▶ [RECORDS FOR THIS TASK]:

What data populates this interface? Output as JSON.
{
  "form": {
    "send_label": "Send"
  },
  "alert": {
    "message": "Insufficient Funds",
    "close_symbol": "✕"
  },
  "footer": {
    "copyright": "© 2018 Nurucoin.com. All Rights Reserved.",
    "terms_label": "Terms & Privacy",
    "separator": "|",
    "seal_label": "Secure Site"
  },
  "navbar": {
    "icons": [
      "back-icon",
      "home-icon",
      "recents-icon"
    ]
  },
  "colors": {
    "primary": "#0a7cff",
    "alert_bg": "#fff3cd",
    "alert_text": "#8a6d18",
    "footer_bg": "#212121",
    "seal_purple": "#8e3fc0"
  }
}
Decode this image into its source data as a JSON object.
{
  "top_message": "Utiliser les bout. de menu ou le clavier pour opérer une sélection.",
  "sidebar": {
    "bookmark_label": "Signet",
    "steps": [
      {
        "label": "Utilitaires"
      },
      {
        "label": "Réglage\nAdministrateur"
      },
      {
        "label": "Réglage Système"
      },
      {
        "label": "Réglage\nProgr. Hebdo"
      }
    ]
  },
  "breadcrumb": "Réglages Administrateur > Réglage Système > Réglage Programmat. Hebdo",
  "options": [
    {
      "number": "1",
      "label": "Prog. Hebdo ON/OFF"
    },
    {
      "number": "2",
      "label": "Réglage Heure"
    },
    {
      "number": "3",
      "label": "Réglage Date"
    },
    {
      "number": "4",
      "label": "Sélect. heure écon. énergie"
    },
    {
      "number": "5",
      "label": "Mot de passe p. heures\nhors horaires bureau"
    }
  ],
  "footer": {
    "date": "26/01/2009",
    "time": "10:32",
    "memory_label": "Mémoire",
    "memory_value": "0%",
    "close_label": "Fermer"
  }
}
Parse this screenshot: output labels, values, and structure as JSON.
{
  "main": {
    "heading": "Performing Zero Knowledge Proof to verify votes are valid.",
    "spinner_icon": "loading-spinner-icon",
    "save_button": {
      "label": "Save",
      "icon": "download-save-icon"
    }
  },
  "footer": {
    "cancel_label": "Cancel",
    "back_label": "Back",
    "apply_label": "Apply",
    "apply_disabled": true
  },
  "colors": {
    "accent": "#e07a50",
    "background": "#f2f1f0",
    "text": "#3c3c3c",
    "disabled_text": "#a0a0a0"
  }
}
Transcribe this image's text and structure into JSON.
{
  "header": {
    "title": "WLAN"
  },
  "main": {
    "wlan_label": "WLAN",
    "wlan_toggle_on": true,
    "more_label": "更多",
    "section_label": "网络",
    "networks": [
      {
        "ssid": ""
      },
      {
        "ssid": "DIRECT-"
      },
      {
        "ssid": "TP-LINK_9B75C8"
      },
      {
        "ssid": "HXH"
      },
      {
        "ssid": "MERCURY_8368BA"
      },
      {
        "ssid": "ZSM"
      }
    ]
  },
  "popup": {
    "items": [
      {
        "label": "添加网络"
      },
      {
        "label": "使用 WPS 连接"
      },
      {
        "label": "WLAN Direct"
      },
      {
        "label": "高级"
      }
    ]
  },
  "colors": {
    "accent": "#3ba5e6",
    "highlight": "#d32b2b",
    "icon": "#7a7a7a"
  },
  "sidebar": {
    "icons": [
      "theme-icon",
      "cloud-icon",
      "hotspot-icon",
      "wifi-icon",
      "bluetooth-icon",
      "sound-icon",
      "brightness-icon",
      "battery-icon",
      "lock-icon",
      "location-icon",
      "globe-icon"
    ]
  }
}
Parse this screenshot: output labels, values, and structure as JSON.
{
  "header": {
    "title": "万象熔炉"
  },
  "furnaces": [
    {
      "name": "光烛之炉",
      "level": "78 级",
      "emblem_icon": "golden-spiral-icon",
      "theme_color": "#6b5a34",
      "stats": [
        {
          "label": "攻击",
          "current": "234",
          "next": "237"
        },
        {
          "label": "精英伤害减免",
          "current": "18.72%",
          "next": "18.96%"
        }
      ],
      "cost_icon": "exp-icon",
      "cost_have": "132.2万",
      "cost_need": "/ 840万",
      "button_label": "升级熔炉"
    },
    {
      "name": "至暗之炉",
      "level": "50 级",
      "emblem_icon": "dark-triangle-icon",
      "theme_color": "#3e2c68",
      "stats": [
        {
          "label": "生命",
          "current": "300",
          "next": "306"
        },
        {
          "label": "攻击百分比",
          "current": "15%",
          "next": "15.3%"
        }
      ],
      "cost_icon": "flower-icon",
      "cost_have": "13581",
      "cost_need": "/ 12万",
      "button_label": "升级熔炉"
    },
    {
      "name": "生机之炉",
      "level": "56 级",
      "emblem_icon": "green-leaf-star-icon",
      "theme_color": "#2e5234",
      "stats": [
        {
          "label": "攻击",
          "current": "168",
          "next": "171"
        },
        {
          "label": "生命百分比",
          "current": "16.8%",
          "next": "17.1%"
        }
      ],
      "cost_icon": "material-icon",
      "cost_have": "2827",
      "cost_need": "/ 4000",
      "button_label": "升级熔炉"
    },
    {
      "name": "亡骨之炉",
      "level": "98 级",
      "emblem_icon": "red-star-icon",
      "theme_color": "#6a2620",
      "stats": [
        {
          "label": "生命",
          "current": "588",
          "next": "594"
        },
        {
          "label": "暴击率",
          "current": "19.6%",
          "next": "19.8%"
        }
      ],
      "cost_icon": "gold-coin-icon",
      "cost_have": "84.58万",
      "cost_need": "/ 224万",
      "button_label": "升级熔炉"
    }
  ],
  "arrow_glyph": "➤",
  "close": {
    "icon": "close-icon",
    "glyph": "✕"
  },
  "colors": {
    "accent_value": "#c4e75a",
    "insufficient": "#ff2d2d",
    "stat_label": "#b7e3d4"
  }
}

▶ [AIM]: Copy all the lines, exactly.

▶ [EXERCISE ANSWER]:
What data populates this interface? Output as JSON.
{
  "form": {
    "send_label": "Send"
  },
  "alert": {
    "message": "Insufficient Funds",
    "close_symbol": "✕"
  },
  "footer": {
    "copyright": "© 2018 Nurucoin.com. All Rights Reserved.",
    "terms_label": "Terms & Privacy",
    "separator": "|",
    "seal_label": "Secure Site"
  },
  "navbar": {
    "icons": [
      "back-icon",
      "home-icon",
      "recents-icon"
    ]
  },
  "colors": {
    "primary": "#0a7cff",
    "alert_bg": "#fff3cd",
    "alert_text": "#8a6d18",
    "footer_bg": "#212121",
    "seal_purple": "#8e3fc0"
  }
}
Decode this image into its source data as a JSON object.
{
  "top_message": "Utiliser les bout. de menu ou le clavier pour opérer une sélection.",
  "sidebar": {
    "bookmark_label": "Signet",
    "steps": [
      {
        "label": "Utilitaires"
      },
      {
        "label": "Réglage\nAdministrateur"
      },
      {
        "label": "Réglage Système"
      },
      {
        "label": "Réglage\nProgr. Hebdo"
      }
    ]
  },
  "breadcrumb": "Réglages Administrateur > Réglage Système > Réglage Programmat. Hebdo",
  "options": [
    {
      "number": "1",
      "label": "Prog. Hebdo ON/OFF"
    },
    {
      "number": "2",
      "label": "Réglage Heure"
    },
    {
      "number": "3",
      "label": "Réglage Date"
    },
    {
      "number": "4",
      "label": "Sélect. heure écon. énergie"
    },
    {
      "number": "5",
      "label": "Mot de passe p. heures\nhors horaires bureau"
    }
  ],
  "footer": {
    "date": "26/01/2009",
    "time": "10:32",
    "memory_label": "Mémoire",
    "memory_value": "0%",
    "close_label": "Fermer"
  }
}
Parse this screenshot: output labels, values, and structure as JSON.
{
  "main": {
    "heading": "Performing Zero Knowledge Proof to verify votes are valid.",
    "spinner_icon": "loading-spinner-icon",
    "save_button": {
      "label": "Save",
      "icon": "download-save-icon"
    }
  },
  "footer": {
    "cancel_label": "Cancel",
    "back_label": "Back",
    "apply_label": "Apply",
    "apply_disabled": true
  },
  "colors": {
    "accent": "#e07a50",
    "background": "#f2f1f0",
    "text": "#3c3c3c",
    "disabled_text": "#a0a0a0"
  }
}
Transcribe this image's text and structure into JSON.
{
  "header": {
    "title": "WLAN"
  },
  "main": {
    "wlan_label": "WLAN",
    "wlan_toggle_on": true,
    "more_label": "更多",
    "section_label": "网络",
    "networks": [
      {
        "ssid": ""
      },
      {
        "ssid": "DIRECT-"
      },
      {
        "ssid": "TP-LINK_9B75C8"
      },
      {
        "ssid": "HXH"
      },
      {
        "ssid": "MERCURY_8368BA"
      },
      {
        "ssid": "ZSM"
      }
    ]
  },
  "popup": {
    "items": [
      {
        "label": "添加网络"
      },
      {
        "label": "使用 WPS 连接"
      },
      {
        "label": "WLAN Direct"
      },
      {
        "label": "高级"
      }
    ]
  },
  "colors": {
    "accent": "#3ba5e6",
    "highlight": "#d32b2b",
    "icon": "#7a7a7a"
  },
  "sidebar": {
    "icons": [
      "theme-icon",
      "cloud-icon",
      "hotspot-icon",
      "wifi-icon",
      "bluetooth-icon",
      "sound-icon",
      "brightness-icon",
      "battery-icon",
      "lock-icon",
      "location-icon",
      "globe-icon"
    ]
  }
}
Parse this screenshot: output labels, values, and structure as JSON.
{
  "header": {
    "title": "万象熔炉"
  },
  "furnaces": [
    {
      "name": "光烛之炉",
      "level": "78 级",
      "emblem_icon": "golden-spiral-icon",
      "theme_color": "#6b5a34",
      "stats": [
        {
          "label": "攻击",
          "current": "234",
          "next": "237"
        },
        {
          "label": "精英伤害减免",
          "current": "18.72%",
          "next": "18.96%"
        }
      ],
      "cost_icon": "exp-icon",
      "cost_have": "132.2万",
      "cost_need": "/ 840万",
      "button_label": "升级熔炉"
    },
    {
      "name": "至暗之炉",
      "level": "50 级",
      "emblem_icon": "dark-triangle-icon",
      "theme_color": "#3e2c68",
      "stats": [
        {
          "label": "生命",
          "current": "300",
          "next": "306"
        },
        {
          "label": "攻击百分比",
          "current": "15%",
          "next": "15.3%"
        }
      ],
      "cost_icon": "flower-icon",
      "cost_have": "13581",
      "cost_need": "/ 12万",
      "button_label": "升级熔炉"
    },
    {
      "name": "生机之炉",
      "level": "56 级",
      "emblem_icon": "green-leaf-star-icon",
      "theme_color": "#2e5234",
      "stats": [
        {
          "label": "攻击",
          "current": "168",
          "next": "171"
        },
        {
          "label": "生命百分比",
          "current": "16.8%",
          "next": "17.1%"
        }
      ],
      "cost_icon": "material-icon",
      "cost_have": "2827",
      "cost_need": "/ 4000",
      "button_label": "升级熔炉"
    },
    {
      "name": "亡骨之炉",
      "level": "98 级",
      "emblem_icon": "red-star-icon",
      "theme_color": "#6a2620",
      "stats": [
        {
          "label": "生命",
          "current": "588",
          "next": "594"
        },
        {
          "label": "暴击率",
          "current": "19.6%",
          "next": "19.8%"
        }
      ],
      "cost_icon": "gold-coin-icon",
      "cost_have": "84.58万",
      "cost_need": "/ 224万",
      "button_label": "升级熔炉"
    }
  ],
  "arrow_glyph": "➤",
  "close": {
    "icon": "close-icon",
    "glyph": "✕"
  },
  "colors": {
    "accent_value": "#c4e75a",
    "insufficient": "#ff2d2d",
    "stat_label": "#b7e3d4"
  }
}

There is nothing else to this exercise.